#### [Goal of the exercise]
Filter the entries, keeping every line with the word "Taxon".

•••

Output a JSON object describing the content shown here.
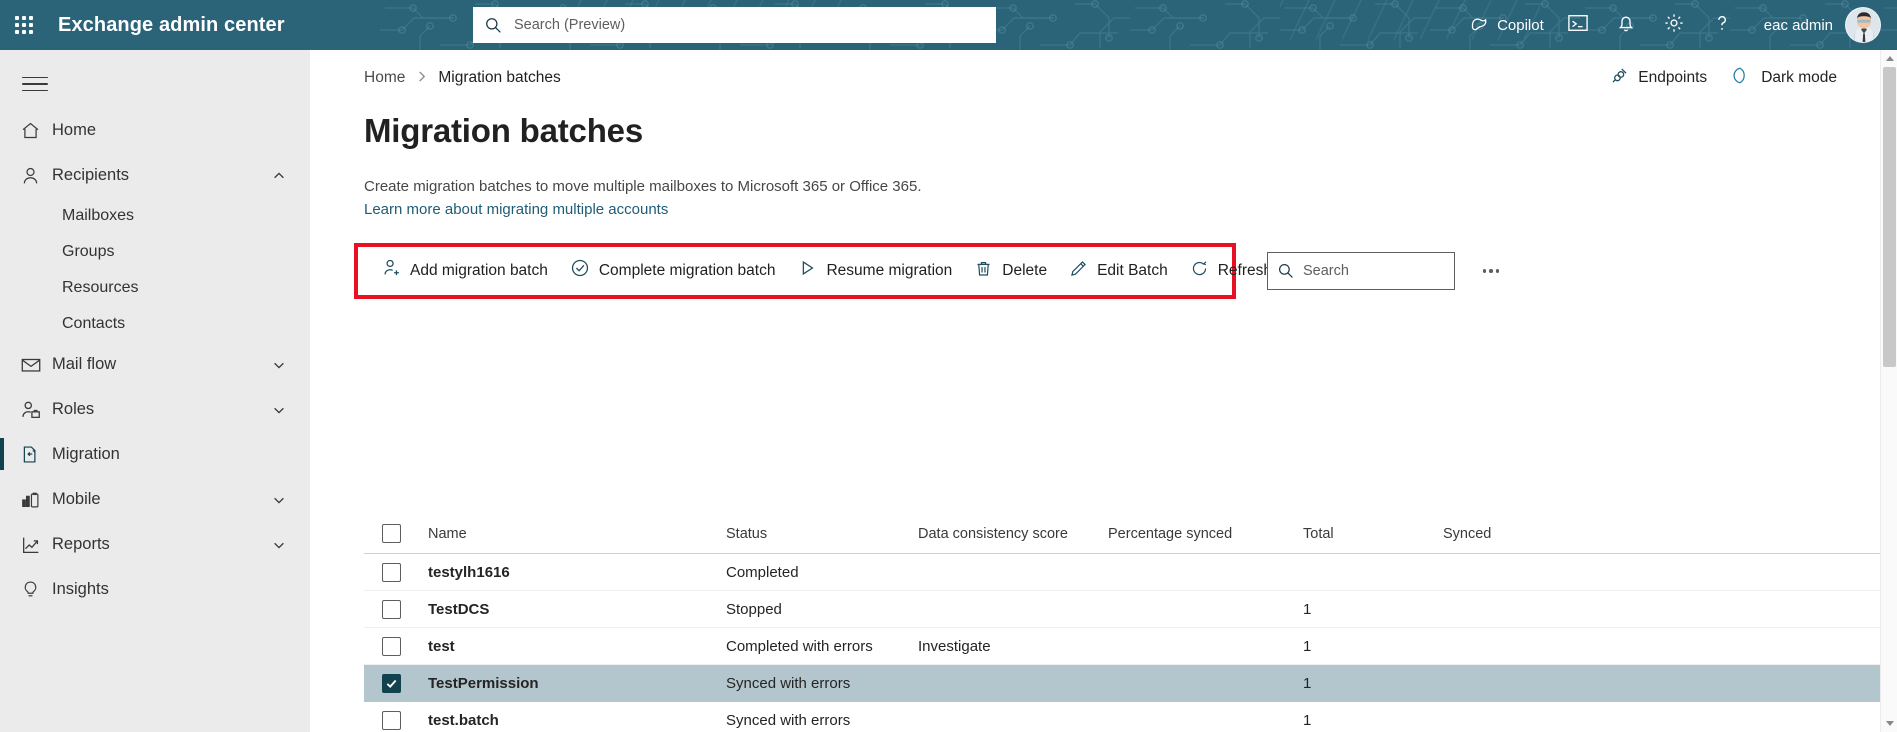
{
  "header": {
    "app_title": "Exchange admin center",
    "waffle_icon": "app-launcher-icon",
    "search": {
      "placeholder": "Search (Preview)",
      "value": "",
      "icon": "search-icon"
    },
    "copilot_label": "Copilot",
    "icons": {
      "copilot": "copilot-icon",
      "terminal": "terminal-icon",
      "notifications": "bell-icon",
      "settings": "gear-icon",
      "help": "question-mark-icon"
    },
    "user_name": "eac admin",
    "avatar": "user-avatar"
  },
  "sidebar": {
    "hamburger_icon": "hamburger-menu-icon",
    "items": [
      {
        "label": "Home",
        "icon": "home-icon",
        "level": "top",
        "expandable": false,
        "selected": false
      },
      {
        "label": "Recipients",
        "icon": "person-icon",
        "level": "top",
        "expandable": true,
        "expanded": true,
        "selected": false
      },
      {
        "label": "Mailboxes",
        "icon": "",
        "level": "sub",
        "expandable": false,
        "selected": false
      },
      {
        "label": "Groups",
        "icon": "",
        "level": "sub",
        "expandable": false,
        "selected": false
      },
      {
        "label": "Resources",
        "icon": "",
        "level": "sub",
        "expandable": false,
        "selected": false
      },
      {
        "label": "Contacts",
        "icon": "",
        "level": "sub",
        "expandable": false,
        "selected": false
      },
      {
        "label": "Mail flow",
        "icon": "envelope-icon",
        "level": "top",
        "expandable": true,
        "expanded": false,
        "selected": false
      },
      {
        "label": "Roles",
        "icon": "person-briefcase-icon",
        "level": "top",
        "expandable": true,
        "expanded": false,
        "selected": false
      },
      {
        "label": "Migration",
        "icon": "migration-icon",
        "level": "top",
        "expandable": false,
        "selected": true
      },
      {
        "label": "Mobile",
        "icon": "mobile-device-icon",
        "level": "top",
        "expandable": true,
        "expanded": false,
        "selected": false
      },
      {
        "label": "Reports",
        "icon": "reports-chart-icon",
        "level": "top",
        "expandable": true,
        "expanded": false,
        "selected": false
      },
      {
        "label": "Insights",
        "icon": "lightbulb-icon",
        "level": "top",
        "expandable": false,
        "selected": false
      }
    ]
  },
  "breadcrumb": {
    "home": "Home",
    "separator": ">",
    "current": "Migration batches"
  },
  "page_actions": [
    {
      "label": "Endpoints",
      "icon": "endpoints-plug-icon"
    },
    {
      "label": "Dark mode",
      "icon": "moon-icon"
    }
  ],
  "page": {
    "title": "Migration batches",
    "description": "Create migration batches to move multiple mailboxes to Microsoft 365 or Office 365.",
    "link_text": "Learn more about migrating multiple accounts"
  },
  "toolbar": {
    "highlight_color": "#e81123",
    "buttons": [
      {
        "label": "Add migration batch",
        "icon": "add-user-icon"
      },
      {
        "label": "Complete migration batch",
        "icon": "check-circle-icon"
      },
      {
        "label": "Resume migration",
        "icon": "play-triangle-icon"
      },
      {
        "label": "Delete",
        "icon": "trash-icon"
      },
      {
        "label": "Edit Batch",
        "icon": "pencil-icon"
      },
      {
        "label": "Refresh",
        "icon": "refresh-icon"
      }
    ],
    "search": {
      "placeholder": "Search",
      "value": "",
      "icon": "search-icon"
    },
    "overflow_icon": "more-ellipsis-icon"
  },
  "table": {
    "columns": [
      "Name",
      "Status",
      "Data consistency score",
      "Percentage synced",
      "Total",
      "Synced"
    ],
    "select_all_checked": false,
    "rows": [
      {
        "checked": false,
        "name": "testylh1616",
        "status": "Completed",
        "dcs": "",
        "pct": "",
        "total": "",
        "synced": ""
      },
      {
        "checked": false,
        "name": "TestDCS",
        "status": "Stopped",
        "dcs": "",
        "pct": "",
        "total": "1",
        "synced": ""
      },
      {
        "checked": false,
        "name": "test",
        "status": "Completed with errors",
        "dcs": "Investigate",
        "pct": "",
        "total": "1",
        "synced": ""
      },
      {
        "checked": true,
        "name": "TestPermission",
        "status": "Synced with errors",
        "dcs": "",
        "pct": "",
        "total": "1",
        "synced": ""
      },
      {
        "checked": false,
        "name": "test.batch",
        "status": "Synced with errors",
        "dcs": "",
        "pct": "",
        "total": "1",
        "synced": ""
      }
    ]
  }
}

•••

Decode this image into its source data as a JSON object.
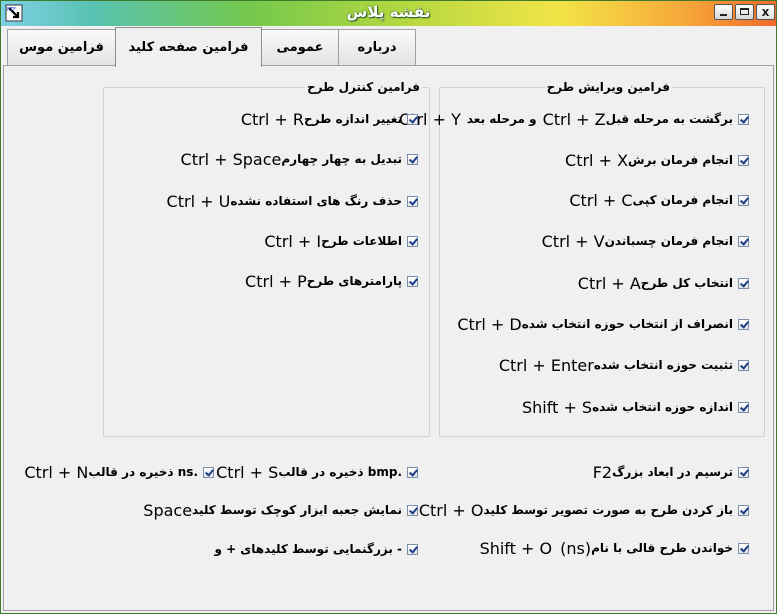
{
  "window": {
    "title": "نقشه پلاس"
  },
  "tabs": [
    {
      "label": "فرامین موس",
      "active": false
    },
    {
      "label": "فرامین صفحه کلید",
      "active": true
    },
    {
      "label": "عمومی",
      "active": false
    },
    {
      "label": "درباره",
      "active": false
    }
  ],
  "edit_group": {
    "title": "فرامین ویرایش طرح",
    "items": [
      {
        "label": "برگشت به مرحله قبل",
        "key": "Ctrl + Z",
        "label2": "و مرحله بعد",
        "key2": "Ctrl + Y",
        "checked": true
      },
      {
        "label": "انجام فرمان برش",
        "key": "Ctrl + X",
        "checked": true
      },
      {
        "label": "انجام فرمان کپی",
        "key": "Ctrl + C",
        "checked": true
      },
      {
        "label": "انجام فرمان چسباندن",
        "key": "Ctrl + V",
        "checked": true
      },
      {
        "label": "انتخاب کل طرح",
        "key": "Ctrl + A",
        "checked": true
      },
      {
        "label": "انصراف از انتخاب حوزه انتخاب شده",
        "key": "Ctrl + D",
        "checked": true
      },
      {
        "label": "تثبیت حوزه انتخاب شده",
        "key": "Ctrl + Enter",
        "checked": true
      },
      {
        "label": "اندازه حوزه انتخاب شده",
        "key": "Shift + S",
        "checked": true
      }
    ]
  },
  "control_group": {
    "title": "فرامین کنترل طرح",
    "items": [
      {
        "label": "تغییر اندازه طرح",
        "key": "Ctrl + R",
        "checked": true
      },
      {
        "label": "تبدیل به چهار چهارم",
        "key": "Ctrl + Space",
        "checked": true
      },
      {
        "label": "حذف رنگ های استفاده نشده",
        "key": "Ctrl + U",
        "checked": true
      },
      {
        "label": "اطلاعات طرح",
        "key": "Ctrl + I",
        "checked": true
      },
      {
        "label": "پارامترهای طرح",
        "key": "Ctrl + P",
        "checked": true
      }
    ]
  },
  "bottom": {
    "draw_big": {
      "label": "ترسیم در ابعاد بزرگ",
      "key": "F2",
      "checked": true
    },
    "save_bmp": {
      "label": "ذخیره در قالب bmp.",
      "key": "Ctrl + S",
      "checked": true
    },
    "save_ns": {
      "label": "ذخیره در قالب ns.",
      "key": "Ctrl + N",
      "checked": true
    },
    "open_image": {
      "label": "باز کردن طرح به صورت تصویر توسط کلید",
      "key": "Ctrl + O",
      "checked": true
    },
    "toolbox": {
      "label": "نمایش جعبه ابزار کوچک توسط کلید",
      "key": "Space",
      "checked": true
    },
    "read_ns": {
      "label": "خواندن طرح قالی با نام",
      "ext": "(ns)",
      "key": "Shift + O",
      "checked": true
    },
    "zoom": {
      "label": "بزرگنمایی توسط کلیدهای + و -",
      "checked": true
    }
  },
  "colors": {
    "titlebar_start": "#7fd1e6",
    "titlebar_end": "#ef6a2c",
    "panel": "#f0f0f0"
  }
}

•••

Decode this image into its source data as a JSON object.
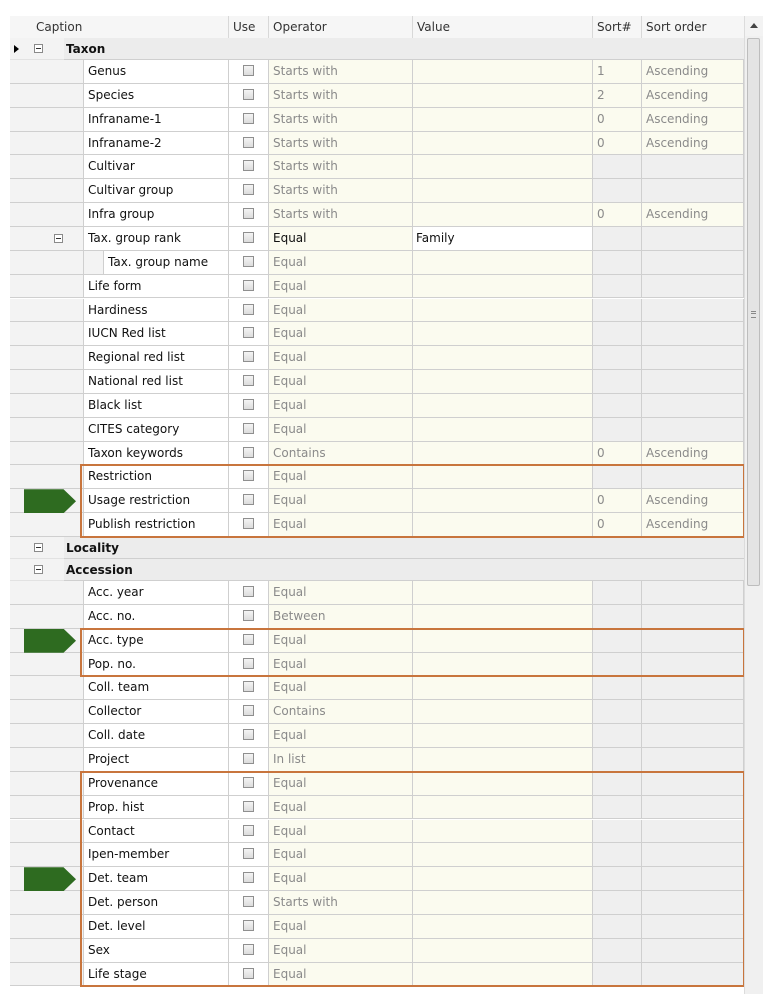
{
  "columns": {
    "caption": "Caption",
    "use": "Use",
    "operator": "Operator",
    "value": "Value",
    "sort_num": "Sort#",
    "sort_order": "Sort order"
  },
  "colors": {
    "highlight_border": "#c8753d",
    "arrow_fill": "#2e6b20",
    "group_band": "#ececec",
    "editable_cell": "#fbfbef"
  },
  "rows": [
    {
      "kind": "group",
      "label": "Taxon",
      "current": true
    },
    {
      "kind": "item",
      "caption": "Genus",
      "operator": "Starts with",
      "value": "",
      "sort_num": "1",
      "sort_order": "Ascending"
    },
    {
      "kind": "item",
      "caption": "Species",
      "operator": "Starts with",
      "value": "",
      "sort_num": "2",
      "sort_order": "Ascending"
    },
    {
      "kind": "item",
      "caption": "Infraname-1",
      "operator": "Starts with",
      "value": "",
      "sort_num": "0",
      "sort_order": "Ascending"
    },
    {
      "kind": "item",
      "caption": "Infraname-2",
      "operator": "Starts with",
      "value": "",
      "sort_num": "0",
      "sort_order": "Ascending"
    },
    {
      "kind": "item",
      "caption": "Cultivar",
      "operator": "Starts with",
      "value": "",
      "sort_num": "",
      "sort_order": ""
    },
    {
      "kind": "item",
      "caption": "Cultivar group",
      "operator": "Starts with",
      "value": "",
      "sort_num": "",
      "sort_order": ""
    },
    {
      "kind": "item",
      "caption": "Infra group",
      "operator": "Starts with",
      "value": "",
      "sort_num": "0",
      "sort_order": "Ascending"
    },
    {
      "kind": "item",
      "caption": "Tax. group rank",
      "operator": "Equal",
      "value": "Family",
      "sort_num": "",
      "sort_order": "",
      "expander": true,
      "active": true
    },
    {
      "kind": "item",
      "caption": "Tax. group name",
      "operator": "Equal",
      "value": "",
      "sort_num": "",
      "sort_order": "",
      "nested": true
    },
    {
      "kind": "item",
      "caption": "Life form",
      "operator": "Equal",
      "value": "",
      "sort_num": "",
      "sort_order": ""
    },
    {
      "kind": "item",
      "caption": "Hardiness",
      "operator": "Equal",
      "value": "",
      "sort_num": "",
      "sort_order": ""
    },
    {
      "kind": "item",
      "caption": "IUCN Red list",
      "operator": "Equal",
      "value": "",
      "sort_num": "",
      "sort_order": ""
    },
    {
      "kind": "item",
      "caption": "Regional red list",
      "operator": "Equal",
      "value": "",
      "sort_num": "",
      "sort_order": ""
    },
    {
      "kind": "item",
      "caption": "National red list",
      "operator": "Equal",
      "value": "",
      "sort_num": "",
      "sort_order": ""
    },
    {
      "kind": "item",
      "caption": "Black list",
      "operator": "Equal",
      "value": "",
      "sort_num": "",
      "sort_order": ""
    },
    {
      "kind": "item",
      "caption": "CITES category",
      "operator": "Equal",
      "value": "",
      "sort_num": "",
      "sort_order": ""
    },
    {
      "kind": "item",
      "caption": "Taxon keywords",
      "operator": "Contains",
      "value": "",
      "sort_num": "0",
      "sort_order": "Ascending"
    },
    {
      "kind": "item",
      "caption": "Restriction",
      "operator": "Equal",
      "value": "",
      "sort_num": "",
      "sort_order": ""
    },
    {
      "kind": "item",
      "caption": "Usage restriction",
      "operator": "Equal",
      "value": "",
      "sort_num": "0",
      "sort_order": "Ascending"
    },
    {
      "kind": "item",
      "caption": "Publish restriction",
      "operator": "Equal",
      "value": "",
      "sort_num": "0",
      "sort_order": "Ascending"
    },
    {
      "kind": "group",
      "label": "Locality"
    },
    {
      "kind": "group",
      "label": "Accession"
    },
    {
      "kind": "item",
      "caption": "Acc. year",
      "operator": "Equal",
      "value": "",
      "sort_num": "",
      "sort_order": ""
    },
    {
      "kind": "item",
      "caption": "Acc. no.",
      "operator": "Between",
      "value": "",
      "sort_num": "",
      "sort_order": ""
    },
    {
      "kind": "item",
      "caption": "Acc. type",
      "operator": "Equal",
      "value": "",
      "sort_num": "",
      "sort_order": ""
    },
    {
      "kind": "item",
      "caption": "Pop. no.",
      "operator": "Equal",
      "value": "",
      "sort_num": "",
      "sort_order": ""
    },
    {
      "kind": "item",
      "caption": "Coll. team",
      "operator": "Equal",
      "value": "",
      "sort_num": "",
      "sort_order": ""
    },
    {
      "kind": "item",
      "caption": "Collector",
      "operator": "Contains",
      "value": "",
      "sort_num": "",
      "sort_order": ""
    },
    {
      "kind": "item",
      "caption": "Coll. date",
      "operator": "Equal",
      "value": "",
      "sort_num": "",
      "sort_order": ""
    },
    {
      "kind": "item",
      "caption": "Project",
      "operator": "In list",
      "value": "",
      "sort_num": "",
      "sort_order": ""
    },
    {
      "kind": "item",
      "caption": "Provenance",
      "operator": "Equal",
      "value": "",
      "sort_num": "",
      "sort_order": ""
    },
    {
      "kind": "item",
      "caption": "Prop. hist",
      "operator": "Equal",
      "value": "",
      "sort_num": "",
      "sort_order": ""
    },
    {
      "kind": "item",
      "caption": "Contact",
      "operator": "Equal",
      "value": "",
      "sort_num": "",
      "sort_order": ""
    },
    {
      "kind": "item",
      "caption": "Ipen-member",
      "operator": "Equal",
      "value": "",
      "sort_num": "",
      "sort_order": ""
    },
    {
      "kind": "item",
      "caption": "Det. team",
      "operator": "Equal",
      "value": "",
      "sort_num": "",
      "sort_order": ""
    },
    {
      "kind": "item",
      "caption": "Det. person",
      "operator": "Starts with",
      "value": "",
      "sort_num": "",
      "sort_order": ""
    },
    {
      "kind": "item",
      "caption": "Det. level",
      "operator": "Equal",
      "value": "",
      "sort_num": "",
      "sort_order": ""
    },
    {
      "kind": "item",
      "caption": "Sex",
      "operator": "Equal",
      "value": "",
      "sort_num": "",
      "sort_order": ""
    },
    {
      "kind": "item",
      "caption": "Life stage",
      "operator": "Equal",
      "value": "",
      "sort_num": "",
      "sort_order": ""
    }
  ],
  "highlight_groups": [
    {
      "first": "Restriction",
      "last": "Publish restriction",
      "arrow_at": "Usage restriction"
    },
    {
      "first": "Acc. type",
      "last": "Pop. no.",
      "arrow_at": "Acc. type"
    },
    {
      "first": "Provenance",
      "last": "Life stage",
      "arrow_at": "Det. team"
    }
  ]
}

•••

#### [Result of this exercise]
      "label": "Taxon",
      "caption": "Taxon keywords",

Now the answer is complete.